WORK TO DO: Collect the lines of the entries where "schade" shows up.

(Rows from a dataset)
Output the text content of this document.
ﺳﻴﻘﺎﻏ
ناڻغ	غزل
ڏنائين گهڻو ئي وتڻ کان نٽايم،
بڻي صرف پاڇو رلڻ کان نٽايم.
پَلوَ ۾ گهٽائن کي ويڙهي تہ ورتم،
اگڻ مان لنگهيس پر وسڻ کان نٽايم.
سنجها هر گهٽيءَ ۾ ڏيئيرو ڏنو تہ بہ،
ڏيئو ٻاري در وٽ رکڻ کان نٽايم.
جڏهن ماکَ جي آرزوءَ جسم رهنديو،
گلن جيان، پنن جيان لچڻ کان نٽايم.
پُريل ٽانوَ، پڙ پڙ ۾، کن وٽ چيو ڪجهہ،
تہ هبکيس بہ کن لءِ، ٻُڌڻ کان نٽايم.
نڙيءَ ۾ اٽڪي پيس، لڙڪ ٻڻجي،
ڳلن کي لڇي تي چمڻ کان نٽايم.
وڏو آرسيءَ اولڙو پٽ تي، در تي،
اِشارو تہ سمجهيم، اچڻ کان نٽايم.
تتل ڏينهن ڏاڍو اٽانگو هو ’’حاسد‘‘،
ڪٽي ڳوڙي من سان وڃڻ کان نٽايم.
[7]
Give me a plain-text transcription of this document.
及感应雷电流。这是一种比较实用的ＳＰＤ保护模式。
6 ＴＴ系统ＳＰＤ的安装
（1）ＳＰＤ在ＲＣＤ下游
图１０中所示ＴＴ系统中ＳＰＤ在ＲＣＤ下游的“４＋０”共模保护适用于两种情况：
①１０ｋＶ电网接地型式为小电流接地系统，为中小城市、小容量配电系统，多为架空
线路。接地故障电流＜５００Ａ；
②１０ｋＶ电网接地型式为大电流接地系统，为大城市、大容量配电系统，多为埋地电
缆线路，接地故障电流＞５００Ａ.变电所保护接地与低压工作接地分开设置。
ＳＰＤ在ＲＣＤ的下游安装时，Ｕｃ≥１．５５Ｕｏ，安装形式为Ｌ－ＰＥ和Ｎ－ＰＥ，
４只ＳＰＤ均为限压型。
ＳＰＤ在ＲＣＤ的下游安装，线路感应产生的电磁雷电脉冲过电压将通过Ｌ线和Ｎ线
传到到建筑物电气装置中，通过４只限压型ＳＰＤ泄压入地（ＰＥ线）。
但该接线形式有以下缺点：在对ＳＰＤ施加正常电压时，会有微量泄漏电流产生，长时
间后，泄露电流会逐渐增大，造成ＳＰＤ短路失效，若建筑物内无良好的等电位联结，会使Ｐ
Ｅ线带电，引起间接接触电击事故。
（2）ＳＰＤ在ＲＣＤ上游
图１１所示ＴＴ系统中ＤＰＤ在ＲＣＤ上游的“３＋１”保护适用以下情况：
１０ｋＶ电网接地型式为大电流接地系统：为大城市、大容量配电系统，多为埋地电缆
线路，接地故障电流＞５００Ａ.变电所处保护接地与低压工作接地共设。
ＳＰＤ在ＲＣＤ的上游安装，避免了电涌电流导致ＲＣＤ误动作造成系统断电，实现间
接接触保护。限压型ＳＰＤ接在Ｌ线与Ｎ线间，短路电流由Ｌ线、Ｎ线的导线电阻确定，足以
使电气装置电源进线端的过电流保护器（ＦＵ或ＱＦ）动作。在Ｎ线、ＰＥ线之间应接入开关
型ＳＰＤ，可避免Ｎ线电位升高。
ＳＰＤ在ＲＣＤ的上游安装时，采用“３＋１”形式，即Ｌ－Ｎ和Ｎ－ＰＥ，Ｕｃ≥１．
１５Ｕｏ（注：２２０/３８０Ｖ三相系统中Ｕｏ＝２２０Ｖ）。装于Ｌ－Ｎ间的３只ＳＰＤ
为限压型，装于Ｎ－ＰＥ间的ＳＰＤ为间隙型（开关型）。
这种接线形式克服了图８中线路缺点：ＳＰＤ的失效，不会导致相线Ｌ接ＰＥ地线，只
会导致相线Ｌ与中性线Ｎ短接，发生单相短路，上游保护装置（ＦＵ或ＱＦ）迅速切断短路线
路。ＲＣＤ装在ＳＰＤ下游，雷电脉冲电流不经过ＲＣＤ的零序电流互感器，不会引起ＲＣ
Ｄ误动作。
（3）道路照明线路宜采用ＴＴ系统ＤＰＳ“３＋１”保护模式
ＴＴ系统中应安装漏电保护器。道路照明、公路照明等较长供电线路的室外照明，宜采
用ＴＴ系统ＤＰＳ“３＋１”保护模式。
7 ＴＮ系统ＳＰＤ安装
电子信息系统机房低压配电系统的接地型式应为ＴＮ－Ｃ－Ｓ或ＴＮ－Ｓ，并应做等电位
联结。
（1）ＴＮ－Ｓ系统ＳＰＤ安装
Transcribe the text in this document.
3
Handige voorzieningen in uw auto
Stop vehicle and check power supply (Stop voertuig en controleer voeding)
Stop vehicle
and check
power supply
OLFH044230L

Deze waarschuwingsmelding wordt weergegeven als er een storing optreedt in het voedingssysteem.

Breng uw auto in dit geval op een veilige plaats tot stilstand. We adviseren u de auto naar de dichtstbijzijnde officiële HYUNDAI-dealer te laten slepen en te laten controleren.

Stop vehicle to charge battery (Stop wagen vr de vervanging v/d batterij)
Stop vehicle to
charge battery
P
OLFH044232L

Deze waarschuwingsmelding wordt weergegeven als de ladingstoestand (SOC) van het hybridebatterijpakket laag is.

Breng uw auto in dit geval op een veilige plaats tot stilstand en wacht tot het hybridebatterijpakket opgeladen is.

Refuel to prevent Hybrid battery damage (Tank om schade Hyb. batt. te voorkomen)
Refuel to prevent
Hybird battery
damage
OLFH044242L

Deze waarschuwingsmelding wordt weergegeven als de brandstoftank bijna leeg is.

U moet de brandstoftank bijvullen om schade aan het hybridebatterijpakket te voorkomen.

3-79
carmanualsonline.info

EXERCISE RESPONSE:
Refuel to prevent Hybrid battery damage (Tank om schade Hyb. batt. te voorkomen)
U moet de brandstoftank bijvullen om schade aan het hybridebatterijpakket te voorkomen.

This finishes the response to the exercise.